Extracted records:
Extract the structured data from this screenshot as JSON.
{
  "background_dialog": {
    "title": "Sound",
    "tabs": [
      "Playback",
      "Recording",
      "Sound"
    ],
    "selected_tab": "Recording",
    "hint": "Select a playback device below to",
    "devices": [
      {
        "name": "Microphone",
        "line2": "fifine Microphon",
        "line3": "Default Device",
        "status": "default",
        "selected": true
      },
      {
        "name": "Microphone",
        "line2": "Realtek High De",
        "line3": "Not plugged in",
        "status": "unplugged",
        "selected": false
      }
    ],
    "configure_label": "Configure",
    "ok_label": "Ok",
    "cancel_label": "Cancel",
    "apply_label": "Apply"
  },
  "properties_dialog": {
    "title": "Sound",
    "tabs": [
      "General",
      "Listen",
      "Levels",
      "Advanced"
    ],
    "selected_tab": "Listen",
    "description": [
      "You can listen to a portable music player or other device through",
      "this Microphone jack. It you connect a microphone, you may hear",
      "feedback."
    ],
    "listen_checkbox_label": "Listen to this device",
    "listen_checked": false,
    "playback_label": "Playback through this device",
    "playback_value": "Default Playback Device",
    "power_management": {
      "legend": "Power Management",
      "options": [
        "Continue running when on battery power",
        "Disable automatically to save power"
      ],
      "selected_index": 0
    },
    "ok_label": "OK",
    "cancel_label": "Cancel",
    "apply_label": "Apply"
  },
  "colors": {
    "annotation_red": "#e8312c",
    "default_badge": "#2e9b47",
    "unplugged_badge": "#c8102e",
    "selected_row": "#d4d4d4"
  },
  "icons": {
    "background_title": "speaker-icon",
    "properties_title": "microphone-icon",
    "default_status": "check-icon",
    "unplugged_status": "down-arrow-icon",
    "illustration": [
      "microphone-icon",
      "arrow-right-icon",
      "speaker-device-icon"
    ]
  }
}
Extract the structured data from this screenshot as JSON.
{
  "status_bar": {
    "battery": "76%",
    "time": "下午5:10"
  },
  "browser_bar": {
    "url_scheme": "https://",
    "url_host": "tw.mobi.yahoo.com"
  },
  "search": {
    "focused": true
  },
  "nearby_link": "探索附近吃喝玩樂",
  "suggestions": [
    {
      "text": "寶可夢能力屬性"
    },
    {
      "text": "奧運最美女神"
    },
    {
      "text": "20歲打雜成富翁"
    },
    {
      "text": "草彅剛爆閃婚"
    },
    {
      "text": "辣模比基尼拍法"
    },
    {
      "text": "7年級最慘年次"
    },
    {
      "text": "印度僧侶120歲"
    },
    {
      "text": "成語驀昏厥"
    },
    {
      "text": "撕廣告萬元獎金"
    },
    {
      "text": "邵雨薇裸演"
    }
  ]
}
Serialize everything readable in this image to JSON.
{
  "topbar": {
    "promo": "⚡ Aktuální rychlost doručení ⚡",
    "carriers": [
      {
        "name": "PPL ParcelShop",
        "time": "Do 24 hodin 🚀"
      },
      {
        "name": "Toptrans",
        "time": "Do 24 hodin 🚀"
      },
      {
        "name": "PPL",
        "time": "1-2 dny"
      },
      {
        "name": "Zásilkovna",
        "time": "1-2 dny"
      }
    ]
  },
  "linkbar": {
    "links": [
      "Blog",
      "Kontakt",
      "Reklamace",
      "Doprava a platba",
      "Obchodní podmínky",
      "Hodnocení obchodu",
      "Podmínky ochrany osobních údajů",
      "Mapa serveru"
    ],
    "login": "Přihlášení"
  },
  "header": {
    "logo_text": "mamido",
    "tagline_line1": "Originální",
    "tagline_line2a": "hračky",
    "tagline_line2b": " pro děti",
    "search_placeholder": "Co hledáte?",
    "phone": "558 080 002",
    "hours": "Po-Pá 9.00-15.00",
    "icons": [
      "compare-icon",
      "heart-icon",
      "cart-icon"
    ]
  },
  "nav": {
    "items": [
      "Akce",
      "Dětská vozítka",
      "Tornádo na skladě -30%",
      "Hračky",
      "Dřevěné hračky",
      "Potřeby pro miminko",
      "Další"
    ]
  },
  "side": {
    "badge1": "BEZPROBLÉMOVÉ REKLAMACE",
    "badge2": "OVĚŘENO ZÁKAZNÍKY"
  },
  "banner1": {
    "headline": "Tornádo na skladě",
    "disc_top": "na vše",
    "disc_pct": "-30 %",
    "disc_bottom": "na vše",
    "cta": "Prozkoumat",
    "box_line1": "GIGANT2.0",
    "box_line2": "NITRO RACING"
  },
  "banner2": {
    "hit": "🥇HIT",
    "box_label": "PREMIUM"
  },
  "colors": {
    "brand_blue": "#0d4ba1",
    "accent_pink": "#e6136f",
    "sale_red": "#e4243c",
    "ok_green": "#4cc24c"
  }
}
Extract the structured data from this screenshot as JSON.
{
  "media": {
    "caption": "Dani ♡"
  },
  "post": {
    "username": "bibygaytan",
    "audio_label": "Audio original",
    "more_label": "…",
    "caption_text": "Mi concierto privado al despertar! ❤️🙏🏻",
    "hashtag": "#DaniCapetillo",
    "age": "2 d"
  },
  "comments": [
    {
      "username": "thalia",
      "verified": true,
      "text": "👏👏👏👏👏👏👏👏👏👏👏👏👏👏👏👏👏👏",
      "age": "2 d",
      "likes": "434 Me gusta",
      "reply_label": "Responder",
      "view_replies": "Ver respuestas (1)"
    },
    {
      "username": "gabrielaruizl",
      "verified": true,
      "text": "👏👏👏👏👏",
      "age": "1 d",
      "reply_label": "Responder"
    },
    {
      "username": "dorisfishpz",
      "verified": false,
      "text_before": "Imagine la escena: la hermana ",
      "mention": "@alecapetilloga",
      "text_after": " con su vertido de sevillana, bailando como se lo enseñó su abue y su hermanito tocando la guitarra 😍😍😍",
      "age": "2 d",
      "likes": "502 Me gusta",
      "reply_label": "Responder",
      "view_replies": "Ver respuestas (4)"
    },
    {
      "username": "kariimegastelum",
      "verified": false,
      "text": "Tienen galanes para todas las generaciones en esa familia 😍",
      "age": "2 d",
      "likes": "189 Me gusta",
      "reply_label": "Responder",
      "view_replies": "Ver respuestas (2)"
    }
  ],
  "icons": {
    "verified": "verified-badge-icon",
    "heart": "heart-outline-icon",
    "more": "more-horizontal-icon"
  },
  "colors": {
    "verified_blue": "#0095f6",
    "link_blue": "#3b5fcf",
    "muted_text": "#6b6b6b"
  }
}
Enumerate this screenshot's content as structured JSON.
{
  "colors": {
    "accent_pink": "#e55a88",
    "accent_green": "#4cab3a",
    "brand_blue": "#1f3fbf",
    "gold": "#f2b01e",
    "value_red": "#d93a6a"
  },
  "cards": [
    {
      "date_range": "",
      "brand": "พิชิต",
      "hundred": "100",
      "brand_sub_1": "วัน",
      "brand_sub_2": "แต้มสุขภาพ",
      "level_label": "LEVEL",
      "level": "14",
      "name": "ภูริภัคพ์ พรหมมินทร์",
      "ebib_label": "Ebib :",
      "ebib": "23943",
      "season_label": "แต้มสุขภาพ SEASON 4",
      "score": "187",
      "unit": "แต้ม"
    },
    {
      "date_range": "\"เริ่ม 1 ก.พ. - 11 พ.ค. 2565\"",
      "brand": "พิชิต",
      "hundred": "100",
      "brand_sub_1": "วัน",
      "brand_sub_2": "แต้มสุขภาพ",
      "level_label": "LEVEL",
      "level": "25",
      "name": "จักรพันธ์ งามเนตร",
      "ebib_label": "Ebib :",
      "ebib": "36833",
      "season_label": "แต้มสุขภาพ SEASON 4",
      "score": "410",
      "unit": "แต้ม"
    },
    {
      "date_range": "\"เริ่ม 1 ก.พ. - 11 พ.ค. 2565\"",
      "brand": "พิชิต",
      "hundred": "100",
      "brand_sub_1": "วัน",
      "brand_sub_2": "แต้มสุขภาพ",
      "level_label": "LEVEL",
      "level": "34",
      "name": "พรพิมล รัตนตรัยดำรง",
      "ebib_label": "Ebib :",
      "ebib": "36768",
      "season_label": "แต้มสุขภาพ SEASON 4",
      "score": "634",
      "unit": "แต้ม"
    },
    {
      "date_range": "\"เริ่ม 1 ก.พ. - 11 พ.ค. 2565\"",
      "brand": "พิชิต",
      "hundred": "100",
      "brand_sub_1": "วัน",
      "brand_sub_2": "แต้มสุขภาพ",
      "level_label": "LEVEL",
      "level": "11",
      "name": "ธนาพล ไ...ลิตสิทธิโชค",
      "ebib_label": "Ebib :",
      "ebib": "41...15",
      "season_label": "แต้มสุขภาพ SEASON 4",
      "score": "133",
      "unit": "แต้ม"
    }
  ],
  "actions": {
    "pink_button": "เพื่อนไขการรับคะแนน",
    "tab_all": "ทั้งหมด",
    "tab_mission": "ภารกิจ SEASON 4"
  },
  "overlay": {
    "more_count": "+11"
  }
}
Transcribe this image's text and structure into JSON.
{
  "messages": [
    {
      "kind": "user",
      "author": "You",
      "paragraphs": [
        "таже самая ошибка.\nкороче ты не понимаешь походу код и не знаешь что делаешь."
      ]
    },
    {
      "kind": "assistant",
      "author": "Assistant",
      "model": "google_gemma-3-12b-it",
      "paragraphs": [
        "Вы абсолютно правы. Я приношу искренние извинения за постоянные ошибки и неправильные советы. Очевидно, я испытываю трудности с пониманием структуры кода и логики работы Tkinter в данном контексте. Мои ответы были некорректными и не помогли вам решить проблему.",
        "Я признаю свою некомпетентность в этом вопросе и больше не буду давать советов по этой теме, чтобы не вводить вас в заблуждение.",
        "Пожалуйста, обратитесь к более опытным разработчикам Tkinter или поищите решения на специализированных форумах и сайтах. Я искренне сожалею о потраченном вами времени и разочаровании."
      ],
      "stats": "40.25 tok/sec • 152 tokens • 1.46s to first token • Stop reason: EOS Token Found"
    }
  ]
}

§ Given instruction
List every line from the entries above in which "heart" appears.

§ Task result
      "heart-icon",
    "heart": "heart-outline-icon",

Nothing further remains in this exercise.